Required work =>
Only the lines holding the string "subtitle" are needed. Copy each one.

Excerpt from a dataset =>
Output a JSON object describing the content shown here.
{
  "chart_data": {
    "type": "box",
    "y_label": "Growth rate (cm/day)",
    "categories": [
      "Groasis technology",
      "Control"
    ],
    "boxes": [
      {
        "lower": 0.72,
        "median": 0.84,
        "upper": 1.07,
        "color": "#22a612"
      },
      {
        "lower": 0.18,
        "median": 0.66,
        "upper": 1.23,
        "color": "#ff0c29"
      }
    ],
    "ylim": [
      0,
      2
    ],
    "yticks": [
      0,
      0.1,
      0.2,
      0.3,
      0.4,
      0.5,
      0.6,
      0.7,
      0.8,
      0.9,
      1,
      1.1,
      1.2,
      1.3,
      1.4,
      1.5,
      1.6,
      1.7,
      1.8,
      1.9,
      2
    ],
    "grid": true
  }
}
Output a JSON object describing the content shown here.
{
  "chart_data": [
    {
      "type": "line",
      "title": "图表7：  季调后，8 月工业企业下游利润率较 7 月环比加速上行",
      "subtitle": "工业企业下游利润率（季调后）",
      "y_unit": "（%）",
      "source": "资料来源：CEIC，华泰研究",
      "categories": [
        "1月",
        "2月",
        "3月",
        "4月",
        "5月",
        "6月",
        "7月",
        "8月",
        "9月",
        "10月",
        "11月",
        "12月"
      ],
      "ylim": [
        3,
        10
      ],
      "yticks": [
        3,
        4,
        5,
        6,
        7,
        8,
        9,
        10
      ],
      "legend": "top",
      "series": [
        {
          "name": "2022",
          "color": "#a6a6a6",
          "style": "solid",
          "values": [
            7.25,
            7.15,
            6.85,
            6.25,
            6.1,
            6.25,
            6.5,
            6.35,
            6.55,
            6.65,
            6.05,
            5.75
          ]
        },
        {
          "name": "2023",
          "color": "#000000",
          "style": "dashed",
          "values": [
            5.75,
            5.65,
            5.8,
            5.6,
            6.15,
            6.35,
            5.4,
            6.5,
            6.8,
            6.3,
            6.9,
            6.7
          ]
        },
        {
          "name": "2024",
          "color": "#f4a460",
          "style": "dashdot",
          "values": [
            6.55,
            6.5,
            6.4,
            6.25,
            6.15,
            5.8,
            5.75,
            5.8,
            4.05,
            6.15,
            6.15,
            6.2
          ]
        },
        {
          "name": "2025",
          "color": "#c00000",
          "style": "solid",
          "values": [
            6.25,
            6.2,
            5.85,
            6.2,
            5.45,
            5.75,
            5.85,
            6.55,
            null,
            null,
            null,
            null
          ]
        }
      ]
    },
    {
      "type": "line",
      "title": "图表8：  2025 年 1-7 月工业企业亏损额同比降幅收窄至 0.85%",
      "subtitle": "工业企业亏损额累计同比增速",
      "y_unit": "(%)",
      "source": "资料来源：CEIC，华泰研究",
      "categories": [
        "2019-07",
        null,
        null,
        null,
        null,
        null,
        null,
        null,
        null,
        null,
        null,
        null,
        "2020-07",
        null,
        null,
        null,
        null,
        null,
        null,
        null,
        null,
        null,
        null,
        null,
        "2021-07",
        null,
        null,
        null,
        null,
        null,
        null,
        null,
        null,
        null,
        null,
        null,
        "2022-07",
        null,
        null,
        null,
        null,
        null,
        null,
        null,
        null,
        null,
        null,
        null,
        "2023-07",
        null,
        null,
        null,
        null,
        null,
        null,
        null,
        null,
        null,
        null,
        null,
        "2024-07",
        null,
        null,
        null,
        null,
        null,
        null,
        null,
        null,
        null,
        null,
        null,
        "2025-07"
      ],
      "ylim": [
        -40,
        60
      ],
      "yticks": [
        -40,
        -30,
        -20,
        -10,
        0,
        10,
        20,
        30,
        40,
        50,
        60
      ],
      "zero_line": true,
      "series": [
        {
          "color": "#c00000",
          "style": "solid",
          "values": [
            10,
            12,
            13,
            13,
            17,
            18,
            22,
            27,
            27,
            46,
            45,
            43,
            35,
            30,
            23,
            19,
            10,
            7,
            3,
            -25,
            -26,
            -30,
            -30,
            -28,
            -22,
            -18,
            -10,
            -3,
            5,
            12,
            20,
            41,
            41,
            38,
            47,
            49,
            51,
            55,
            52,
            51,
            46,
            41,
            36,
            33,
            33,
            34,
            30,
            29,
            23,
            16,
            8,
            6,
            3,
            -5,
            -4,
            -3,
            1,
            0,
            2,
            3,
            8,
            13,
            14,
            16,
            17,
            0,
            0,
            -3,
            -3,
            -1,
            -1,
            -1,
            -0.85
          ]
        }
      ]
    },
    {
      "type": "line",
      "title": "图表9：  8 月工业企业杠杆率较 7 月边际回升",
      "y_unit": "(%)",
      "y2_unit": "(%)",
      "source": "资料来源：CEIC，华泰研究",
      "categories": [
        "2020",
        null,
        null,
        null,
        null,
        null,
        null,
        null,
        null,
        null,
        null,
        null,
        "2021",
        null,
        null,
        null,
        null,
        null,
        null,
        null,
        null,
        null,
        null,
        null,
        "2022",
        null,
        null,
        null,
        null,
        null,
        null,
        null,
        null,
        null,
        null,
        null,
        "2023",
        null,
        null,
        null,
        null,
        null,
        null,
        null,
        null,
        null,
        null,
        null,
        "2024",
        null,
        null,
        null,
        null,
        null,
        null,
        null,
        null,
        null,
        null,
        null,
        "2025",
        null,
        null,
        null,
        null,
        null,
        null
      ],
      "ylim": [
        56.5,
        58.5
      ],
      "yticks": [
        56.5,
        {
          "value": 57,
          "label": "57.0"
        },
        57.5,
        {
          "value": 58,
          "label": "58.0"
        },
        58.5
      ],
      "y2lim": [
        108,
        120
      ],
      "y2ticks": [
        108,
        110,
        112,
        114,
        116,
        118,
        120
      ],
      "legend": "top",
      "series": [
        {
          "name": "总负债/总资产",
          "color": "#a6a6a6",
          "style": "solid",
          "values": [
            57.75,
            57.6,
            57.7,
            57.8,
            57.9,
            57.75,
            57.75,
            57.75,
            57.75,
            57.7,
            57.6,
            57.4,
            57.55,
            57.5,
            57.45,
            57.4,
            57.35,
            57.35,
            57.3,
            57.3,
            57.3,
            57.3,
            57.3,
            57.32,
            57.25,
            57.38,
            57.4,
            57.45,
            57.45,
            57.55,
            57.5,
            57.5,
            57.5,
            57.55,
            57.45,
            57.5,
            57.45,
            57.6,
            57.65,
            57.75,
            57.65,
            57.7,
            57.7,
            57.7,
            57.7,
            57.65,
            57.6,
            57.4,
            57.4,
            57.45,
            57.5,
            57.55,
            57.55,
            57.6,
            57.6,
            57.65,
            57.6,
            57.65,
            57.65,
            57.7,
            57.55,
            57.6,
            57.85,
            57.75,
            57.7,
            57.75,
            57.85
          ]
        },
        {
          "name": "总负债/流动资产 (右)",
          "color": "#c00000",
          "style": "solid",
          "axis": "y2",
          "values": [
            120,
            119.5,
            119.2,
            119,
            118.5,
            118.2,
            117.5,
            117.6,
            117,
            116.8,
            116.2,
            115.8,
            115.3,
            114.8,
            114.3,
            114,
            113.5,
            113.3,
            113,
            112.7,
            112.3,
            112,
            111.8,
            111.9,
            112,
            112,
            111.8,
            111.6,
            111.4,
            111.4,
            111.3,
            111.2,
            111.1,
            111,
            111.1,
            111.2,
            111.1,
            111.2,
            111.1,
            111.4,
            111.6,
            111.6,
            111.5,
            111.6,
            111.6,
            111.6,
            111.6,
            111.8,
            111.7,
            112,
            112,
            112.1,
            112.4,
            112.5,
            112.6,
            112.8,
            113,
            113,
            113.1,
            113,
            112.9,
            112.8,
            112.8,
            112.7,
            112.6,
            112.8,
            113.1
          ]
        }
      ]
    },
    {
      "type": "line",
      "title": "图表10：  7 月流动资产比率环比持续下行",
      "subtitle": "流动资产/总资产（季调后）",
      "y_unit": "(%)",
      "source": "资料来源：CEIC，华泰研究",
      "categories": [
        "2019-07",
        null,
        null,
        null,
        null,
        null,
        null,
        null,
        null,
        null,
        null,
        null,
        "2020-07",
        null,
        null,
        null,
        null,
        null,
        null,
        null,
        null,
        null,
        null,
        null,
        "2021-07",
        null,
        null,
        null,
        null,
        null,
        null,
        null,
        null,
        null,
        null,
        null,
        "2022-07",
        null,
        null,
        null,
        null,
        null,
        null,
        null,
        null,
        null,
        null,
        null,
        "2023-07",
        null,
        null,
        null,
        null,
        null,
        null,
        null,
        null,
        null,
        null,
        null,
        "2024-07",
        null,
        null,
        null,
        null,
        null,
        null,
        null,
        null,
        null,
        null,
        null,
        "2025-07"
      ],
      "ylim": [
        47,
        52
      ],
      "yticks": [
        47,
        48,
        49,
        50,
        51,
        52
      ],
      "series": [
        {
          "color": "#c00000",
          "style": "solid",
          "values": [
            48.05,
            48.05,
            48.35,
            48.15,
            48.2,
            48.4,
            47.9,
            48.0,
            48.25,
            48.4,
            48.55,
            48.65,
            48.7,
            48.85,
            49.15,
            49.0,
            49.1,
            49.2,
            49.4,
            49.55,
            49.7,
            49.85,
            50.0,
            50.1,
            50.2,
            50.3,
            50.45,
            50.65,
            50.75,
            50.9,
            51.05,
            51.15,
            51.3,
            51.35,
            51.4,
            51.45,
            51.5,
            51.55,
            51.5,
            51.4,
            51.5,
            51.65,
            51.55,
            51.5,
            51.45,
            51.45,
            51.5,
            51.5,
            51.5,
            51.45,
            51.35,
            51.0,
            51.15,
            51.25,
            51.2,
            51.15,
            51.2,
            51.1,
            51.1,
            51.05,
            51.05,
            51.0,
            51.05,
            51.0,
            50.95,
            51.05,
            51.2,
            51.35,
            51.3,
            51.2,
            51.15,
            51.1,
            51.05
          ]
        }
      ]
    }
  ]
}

Solved problem =>
      "subtitle": "工业企业下游利润率（季调后）",
      "subtitle": "工业企业亏损额累计同比增速",
      "subtitle": "流动资产/总资产（季调后）",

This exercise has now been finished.